Data extracted from a collection:
* Start *

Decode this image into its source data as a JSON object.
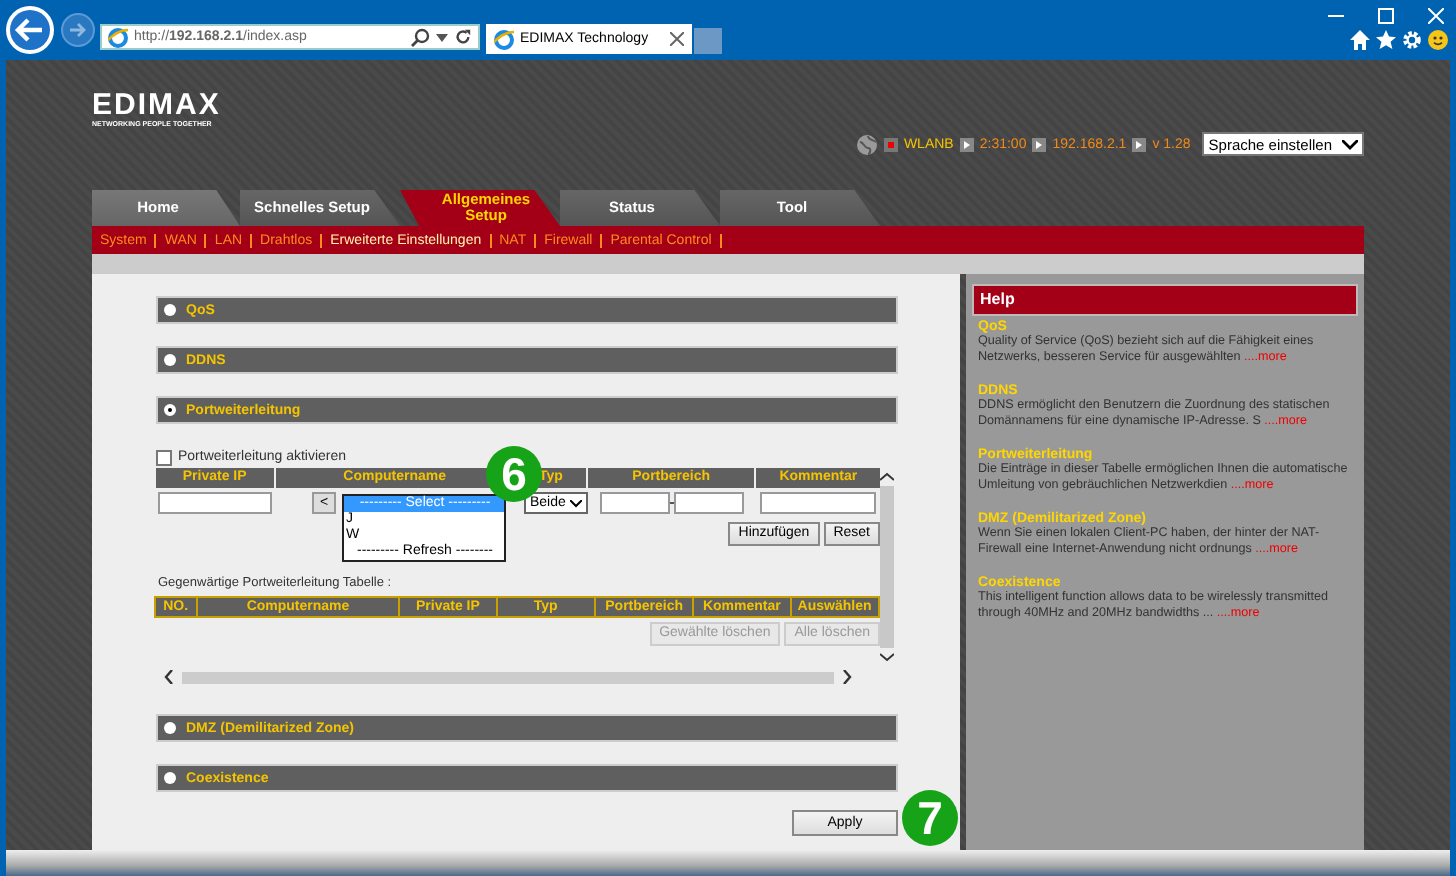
{
  "browser": {
    "url": "http://**192.168.2.1**/index.asp",
    "tab_title": "EDIMAX Technology"
  },
  "logo": {
    "name": "EDIMAX",
    "tagline": "NETWORKING PEOPLE TOGETHER"
  },
  "status": {
    "wlan": "WLANB",
    "uptime": "2:31:00",
    "ip": "192.168.2.1",
    "version": "v 1.28",
    "language": "Sprache einstellen"
  },
  "tabs": [
    {
      "label": "Home",
      "selected": false
    },
    {
      "label": "Schnelles Setup",
      "selected": false
    },
    {
      "label": "Allgemeines Setup",
      "selected": true
    },
    {
      "label": "Status",
      "selected": false
    },
    {
      "label": "Tool",
      "selected": false
    }
  ],
  "subnav": [
    {
      "label": "System",
      "selected": false
    },
    {
      "label": "WAN",
      "selected": false
    },
    {
      "label": "LAN",
      "selected": false
    },
    {
      "label": "Drahtlos",
      "selected": false
    },
    {
      "label": "Erweiterte Einstellungen",
      "selected": true
    },
    {
      "label": "NAT",
      "selected": false
    },
    {
      "label": "Firewall",
      "selected": false
    },
    {
      "label": "Parental Control",
      "selected": false
    }
  ],
  "sections": [
    {
      "title": "QoS",
      "selected": false
    },
    {
      "title": "DDNS",
      "selected": false
    },
    {
      "title": "Portweiterleitung",
      "selected": true
    },
    {
      "title": "DMZ (Demilitarized Zone)",
      "selected": false
    },
    {
      "title": "Coexistence",
      "selected": false
    }
  ],
  "port_forwarding": {
    "enable_label": "Portweiterleitung aktivieren",
    "enabled": false,
    "columns": [
      "Private IP",
      "Computername",
      "Typ",
      "Portbereich",
      "Kommentar"
    ],
    "copy_button": "<",
    "type_value": "Beide",
    "computer_options": [
      {
        "label": "--------- Select ---------",
        "selected": true
      },
      {
        "label": "J",
        "selected": false
      },
      {
        "label": "W",
        "selected": false
      },
      {
        "label": "--------- Refresh --------",
        "selected": false
      }
    ],
    "add_button": "Hinzufügen",
    "reset_button": "Reset",
    "table_caption": "Gegenwärtige Portweiterleitung Tabelle :",
    "table_columns": [
      "NO.",
      "Computername",
      "Private IP",
      "Typ",
      "Portbereich",
      "Kommentar",
      "Auswählen"
    ],
    "delete_selected": {
      "label": "Gewählte löschen",
      "disabled": true
    },
    "delete_all": {
      "label": "Alle löschen",
      "disabled": true
    }
  },
  "apply_button": "Apply",
  "help": {
    "title": "Help",
    "items": [
      {
        "title": "QoS",
        "text": "Quality of Service (QoS) bezieht sich auf die Fähigkeit eines Netzwerks, besseren Service für ausgewählten",
        "more": "....more"
      },
      {
        "title": "DDNS",
        "text": "DDNS ermöglicht den Benutzern die Zuordnung des statischen Domännamens für eine dynamische IP-Adresse. S",
        "more": "....more"
      },
      {
        "title": "Portweiterleitung",
        "text": "Die Einträge in dieser Tabelle ermöglichen Ihnen die automatische Umleitung von gebräuchlichen Netzwerkdien",
        "more": "....more"
      },
      {
        "title": "DMZ (Demilitarized Zone)",
        "text": "Wenn Sie einen lokalen Client-PC haben, der hinter der NAT-Firewall eine Internet-Anwendung nicht ordnungs",
        "more": "....more"
      },
      {
        "title": "Coexistence",
        "text": "This intelligent function allows data to be wirelessly transmitted through 40MHz and 20MHz bandwidths ...",
        "more": "....more"
      }
    ]
  },
  "markers": [
    "6",
    "7"
  ]
}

* End *

-- Task to carry out --
What is the number of lines in the data that hold the string "Zone"? Answer with the number only.

-- The result --
2